TASK BRIEF: Copy each line exactly.

SUPPLIED DATA:

— BEGIN —

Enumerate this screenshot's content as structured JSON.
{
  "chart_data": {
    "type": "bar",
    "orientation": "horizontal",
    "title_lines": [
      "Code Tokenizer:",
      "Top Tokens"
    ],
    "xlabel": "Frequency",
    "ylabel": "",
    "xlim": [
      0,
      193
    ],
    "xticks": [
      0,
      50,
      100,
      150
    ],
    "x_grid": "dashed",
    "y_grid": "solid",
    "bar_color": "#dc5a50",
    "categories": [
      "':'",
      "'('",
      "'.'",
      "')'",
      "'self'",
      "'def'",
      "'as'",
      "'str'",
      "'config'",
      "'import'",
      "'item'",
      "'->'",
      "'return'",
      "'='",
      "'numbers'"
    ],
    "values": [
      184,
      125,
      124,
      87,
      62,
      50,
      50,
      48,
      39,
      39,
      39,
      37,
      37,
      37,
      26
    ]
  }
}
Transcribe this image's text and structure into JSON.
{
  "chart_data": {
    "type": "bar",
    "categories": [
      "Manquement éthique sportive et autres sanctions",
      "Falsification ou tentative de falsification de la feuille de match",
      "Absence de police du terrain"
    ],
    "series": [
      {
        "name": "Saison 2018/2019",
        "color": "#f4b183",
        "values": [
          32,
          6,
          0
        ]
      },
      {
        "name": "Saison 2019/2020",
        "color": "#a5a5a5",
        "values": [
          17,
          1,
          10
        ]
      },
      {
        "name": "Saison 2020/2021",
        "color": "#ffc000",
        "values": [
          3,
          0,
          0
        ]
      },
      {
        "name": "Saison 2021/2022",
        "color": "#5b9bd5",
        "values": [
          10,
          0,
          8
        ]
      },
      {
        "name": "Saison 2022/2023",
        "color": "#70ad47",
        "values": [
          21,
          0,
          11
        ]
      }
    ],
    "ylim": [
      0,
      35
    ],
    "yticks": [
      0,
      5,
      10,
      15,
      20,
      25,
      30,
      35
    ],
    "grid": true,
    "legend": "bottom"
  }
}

— END —

RESPONSE:
Enumerate this screenshot's content as structured JSON.
{
  "chart_data": {
    "type": "bar",
    "orientation": "horizontal",
    "title_lines": [
      "Code Tokenizer:",
      "Top Tokens"
    ],
    "xlabel": "Frequency",
    "ylabel": "",
    "xlim": [
      0,
      193
    ],
    "xticks": [
      0,
      50,
      100,
      150
    ],
    "x_grid": "dashed",
    "y_grid": "solid",
    "bar_color": "#dc5a50",
    "categories": [
      "':'",
      "'('",
      "'.'",
      "')'",
      "'self'",
      "'def'",
      "'as'",
      "'str'",
      "'config'",
      "'import'",
      "'item'",
      "'->'",
      "'return'",
      "'='",
      "'numbers'"
    ],
    "values": [
      184,
      125,
      124,
      87,
      62,
      50,
      50,
      48,
      39,
      39,
      39,
      37,
      37,
      37,
      26
    ]
  }
}
Transcribe this image's text and structure into JSON.
{
  "chart_data": {
    "type": "bar",
    "categories": [
      "Manquement éthique sportive et autres sanctions",
      "Falsification ou tentative de falsification de la feuille de match",
      "Absence de police du terrain"
    ],
    "series": [
      {
        "name": "Saison 2018/2019",
        "color": "#f4b183",
        "values": [
          32,
          6,
          0
        ]
      },
      {
        "name": "Saison 2019/2020",
        "color": "#a5a5a5",
        "values": [
          17,
          1,
          10
        ]
      },
      {
        "name": "Saison 2020/2021",
        "color": "#ffc000",
        "values": [
          3,
          0,
          0
        ]
      },
      {
        "name": "Saison 2021/2022",
        "color": "#5b9bd5",
        "values": [
          10,
          0,
          8
        ]
      },
      {
        "name": "Saison 2022/2023",
        "color": "#70ad47",
        "values": [
          21,
          0,
          11
        ]
      }
    ],
    "ylim": [
      0,
      35
    ],
    "yticks": [
      0,
      5,
      10,
      15,
      20,
      25,
      30,
      35
    ],
    "grid": true,
    "legend": "bottom"
  }
}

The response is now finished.